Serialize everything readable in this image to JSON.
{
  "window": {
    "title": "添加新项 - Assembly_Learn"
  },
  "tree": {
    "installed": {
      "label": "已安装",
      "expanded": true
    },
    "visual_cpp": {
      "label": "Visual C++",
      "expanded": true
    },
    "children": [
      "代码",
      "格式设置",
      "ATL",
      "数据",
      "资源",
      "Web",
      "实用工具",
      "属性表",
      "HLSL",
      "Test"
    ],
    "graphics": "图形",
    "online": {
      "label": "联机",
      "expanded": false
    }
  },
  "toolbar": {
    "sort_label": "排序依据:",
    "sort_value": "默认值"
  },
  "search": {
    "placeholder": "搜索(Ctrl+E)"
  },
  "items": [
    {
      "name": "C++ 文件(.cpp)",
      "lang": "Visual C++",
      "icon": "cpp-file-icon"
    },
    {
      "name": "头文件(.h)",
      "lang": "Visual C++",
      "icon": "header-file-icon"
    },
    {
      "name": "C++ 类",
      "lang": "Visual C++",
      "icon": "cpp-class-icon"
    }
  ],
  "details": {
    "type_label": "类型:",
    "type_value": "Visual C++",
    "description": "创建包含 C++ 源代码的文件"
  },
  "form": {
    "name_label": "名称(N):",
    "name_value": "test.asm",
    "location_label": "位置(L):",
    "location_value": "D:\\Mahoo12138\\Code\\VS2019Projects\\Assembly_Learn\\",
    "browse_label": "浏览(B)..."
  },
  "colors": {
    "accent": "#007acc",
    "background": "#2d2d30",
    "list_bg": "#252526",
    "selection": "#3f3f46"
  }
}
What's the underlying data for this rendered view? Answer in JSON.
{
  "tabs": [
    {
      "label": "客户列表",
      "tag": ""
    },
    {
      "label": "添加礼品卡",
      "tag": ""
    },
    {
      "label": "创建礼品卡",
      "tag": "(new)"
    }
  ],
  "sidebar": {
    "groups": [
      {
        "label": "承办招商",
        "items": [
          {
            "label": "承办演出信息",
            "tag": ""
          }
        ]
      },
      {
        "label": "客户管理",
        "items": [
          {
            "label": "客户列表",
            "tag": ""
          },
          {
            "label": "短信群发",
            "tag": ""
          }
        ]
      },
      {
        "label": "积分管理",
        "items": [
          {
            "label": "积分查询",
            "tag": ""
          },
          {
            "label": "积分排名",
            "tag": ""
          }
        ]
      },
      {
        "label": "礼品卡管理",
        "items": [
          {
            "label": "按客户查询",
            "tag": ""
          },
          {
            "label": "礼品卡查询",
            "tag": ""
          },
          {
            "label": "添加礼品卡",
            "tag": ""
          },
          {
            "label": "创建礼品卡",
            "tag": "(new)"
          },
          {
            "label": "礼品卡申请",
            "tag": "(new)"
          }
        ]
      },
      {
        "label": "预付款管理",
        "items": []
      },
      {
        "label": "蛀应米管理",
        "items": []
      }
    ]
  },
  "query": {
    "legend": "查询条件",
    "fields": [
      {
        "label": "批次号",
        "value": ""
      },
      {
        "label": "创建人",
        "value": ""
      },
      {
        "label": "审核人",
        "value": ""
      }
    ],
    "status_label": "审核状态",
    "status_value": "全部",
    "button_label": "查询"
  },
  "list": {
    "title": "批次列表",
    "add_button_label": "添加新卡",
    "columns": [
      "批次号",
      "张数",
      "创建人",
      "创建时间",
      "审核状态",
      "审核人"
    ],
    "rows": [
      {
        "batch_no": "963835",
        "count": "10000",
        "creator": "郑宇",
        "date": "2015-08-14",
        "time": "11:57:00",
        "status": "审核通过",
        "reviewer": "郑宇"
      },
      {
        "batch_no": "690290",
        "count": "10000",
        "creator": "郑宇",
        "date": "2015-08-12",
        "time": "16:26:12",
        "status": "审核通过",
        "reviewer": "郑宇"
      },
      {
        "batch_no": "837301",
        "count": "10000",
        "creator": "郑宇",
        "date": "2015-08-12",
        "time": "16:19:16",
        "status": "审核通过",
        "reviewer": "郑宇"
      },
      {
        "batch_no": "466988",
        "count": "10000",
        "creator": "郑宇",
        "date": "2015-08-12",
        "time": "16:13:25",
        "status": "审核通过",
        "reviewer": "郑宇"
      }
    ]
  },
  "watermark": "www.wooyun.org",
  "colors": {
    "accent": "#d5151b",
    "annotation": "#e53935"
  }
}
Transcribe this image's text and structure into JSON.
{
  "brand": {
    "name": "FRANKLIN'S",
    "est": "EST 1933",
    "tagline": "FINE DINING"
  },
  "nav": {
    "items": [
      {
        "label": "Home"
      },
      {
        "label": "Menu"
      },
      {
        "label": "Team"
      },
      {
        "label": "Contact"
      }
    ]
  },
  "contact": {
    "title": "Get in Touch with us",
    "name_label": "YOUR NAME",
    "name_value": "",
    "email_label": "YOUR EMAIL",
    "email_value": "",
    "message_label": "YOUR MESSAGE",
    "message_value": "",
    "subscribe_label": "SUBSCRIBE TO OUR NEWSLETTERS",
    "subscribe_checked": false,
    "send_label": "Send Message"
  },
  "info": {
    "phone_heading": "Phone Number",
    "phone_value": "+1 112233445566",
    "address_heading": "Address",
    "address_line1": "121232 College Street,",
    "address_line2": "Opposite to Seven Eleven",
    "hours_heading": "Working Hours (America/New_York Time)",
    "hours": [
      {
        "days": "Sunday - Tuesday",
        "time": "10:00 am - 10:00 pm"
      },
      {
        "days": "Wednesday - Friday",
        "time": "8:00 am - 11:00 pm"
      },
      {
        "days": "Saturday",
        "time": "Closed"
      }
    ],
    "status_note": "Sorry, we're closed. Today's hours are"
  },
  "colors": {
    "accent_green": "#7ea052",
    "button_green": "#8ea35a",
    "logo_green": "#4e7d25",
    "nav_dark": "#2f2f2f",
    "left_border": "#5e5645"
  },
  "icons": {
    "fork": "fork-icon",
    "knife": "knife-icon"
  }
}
--
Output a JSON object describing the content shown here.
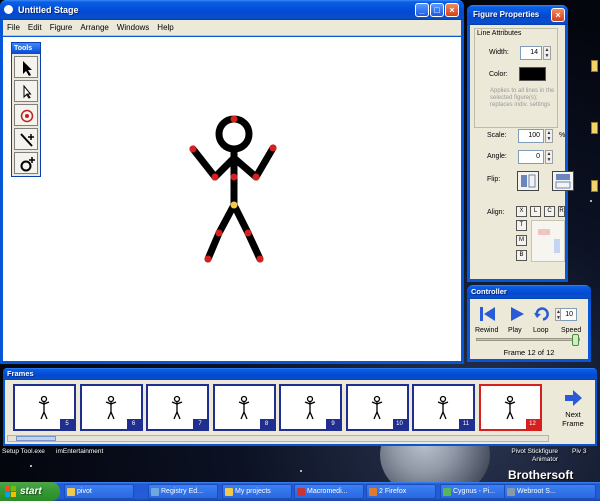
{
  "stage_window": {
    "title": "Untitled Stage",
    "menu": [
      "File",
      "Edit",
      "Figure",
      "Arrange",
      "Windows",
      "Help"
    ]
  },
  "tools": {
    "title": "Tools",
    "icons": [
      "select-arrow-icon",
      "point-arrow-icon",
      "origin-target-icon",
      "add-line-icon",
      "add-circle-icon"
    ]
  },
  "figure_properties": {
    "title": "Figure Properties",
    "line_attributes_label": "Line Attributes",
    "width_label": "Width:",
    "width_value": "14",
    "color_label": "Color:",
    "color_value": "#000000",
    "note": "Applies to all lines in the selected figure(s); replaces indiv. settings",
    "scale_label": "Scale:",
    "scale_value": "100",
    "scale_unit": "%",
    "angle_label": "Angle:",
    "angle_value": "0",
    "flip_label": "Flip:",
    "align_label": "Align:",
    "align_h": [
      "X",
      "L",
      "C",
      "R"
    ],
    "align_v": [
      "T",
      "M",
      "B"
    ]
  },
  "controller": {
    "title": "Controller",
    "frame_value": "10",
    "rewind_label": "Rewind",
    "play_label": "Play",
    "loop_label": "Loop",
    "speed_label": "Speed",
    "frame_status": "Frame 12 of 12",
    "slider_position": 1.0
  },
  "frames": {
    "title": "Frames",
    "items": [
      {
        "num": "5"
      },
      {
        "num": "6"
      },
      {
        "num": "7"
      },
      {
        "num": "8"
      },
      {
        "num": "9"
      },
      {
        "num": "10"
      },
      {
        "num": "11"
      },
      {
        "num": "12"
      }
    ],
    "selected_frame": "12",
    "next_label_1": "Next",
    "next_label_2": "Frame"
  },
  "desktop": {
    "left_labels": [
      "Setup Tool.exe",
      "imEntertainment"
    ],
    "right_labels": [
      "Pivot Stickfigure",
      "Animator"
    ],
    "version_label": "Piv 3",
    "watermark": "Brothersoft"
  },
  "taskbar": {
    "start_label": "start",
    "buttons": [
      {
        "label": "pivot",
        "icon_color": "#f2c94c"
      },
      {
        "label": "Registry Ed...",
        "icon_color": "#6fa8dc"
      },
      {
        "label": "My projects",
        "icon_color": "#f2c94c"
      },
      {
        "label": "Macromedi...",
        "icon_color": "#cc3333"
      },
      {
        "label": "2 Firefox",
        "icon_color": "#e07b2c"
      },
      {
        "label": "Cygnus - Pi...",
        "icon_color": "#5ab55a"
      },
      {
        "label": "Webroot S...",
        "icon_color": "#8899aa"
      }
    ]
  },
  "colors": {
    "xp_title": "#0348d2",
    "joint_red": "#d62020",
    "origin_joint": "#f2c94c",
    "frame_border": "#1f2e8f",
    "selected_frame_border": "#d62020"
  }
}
* * *
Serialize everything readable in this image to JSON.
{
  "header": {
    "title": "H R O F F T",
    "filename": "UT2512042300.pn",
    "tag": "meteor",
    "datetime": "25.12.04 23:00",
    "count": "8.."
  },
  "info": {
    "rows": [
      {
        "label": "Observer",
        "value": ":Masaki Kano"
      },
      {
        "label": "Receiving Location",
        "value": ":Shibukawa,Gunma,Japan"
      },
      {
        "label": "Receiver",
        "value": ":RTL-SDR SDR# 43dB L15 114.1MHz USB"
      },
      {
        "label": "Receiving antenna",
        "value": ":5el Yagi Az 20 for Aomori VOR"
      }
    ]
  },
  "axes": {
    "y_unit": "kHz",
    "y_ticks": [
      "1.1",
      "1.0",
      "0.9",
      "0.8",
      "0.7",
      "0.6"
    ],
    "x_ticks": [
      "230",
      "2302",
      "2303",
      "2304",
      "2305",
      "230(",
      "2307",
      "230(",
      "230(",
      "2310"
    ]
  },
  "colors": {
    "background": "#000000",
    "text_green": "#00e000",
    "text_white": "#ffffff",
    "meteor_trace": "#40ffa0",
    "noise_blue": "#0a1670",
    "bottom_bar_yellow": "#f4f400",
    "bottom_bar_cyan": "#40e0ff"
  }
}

→ **Task prompt**
Tally the lines of the records holding the word "watermark", then state only the tally.

→ **The result**
2